**PROBLEM DETAILS:** Select the lines of the records containing the word "только" and list them.

**Collection entries:**
------------

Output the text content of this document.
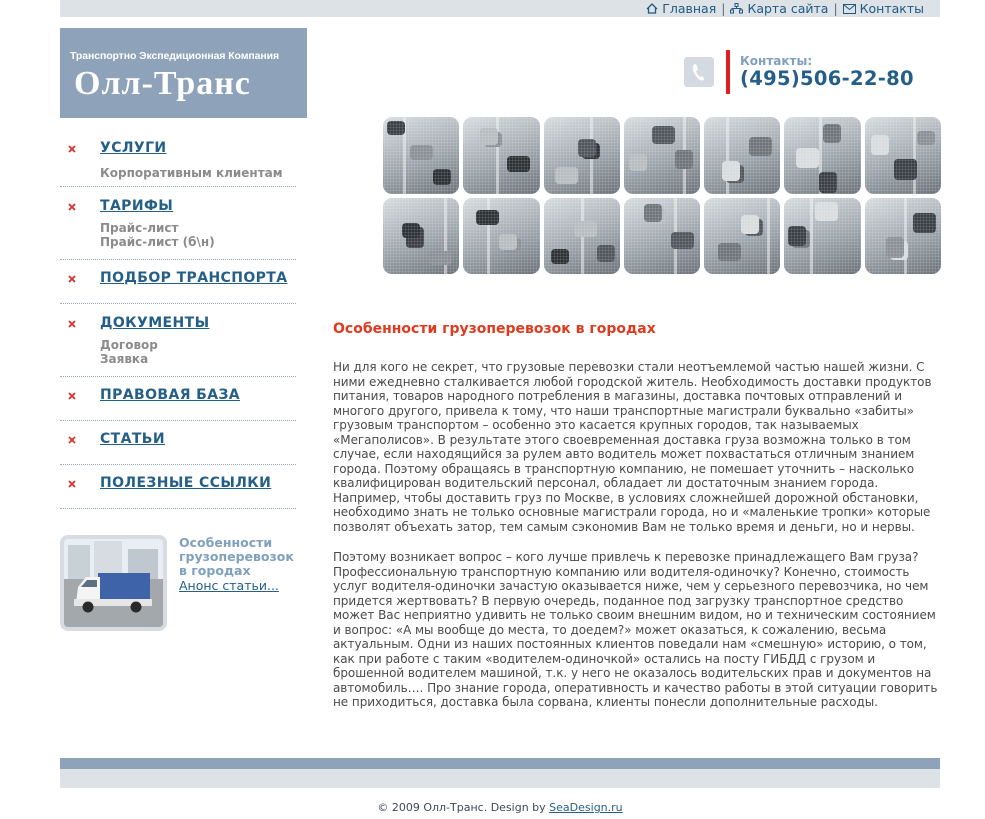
Главная | Карта сайта | Контакты
Транспортно Экспедиционная Компания
Олл-Транс
Контакты:
(495)506-22-80
УСЛУГИ
Корпоративным клиентам
ТАРИФЫ
Прайс-лист
Прайс-лист (б\н)
ПОДБОР ТРАНСПОРТА
ДОКУМЕНТЫ
Договор
Заявка
ПРАВОВАЯ БАЗА
СТАТЬИ
ПОЛЕЗНЫЕ ССЫЛКИ
Особенности грузоперевозок в городах
Анонс статьи...
Особенности грузоперевозок в городах

Ни для кого не секрет, что грузовые перевозки стали неотъемлемой частью нашей жизни. С ними ежедневно сталкивается любой городской житель. Необходимость доставки продуктов питания, товаров народного потребления в магазины, доставка почтовых отправлений и многого другого, привела к тому, что наши транспортные магистрали буквально «забиты» грузовым транспортом – особенно это касается крупных городов, так называемых «Мегаполисов». В результате этого своевременная доставка груза возможна только в том случае, если находящийся за рулем авто водитель может похвастаться отличным знанием города. Поэтому обращаясь в транспортную компанию, не помешает уточнить – насколько квалифицирован водительский персонал, обладает ли достаточным знанием города. Например, чтобы доставить груз по Москве, в условиях сложнейшей дорожной обстановки, необходимо знать не только основные магистрали города, но и «маленькие тропки» которые позволят объехать затор, тем самым сэкономив Вам не только время и деньги, но и нервы.

Поэтому возникает вопрос – кого лучше привлечь к перевозке принадлежащего Вам груза? Профессиональную транспортную компанию или водителя-одиночку? Конечно, стоимость услуг водителя-одиночки зачастую оказывается ниже, чем у серьезного перевозчика, но чем придется жертвовать? В первую очередь, поданное под загрузку транспортное средство может Вас неприятно удивить не только своим внешним видом, но и техническим состоянием и вопрос: «А мы вообще до места, то доедем?» может оказаться, к сожалению, весьма актуальным. Одни из наших постоянных клиентов поведали нам «смешную» историю, о том, как при работе с таким «водителем-одиночкой» остались на посту ГИБДД с грузом и брошенной водителем машиной, т.к. у него не оказалось водительских прав и документов на автомобиль…. Про знание города, оперативность и качество работы в этой ситуации говорить не приходиться, доставка была сорвана, клиенты понесли дополнительные расходы.

© 2009 Олл-Транс. Design by SeaDesign.ru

------------

**ANSWER FOR THIS EXERCISE:**
Ни для кого не секрет, что грузовые перевозки стали неотъемлемой частью нашей жизни. С ними ежедневно сталкивается любой городской житель. Необходимость доставки продуктов питания, товаров народного потребления в магазины, доставка почтовых отправлений и многого другого, привела к тому, что наши транспортные магистрали буквально «забиты» грузовым транспортом – особенно это касается крупных городов, так называемых «Мегаполисов». В результате этого своевременная доставка груза возможна только в том случае, если находящийся за рулем авто водитель может похвастаться отличным знанием города. Поэтому обращаясь в транспортную компанию, не помешает уточнить – насколько квалифицирован водительский персонал, обладает ли достаточным знанием города. Например, чтобы доставить груз по Москве, в условиях сложнейшей дорожной обстановки, необходимо знать не только основные магистрали города, но и «маленькие тропки» которые позволят объехать затор, тем самым сэкономив Вам не только время и деньги, но и нервы.
Поэтому возникает вопрос – кого лучше привлечь к перевозке принадлежащего Вам груза? Профессиональную транспортную компанию или водителя-одиночку? Конечно, стоимость услуг водителя-одиночки зачастую оказывается ниже, чем у серьезного перевозчика, но чем придется жертвовать? В первую очередь, поданное под загрузку транспортное средство может Вас неприятно удивить не только своим внешним видом, но и техническим состоянием и вопрос: «А мы вообще до места, то доедем?» может оказаться, к сожалению, весьма актуальным. Одни из наших постоянных клиентов поведали нам «смешную» историю, о том, как при работе с таким «водителем-одиночкой» остались на посту ГИБДД с грузом и брошенной водителем машиной, т.к. у него не оказалось водительских прав и документов на автомобиль…. Про знание города, оперативность и качество работы в этой ситуации говорить не приходиться, доставка была сорвана, клиенты понесли дополнительные расходы.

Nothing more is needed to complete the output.